[Required work] Each line below either holds the string "Hautes" or doesn't. Count those that do and give only the number.
+++++
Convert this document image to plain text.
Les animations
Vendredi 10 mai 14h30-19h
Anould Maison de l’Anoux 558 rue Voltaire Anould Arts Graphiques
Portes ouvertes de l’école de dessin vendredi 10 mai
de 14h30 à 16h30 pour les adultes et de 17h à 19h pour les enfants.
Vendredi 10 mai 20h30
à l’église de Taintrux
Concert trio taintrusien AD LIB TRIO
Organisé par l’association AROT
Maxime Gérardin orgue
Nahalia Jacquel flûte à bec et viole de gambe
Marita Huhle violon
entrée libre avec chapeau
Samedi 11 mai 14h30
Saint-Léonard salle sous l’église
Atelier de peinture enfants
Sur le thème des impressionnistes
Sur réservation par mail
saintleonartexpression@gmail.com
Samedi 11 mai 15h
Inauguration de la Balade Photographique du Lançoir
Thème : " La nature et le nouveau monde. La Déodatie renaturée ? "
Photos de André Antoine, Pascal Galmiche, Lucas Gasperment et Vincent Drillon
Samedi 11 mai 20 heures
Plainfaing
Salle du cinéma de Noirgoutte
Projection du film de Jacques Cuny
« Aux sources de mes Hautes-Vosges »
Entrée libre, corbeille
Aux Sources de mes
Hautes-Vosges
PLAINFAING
+++++
[Correct output] 2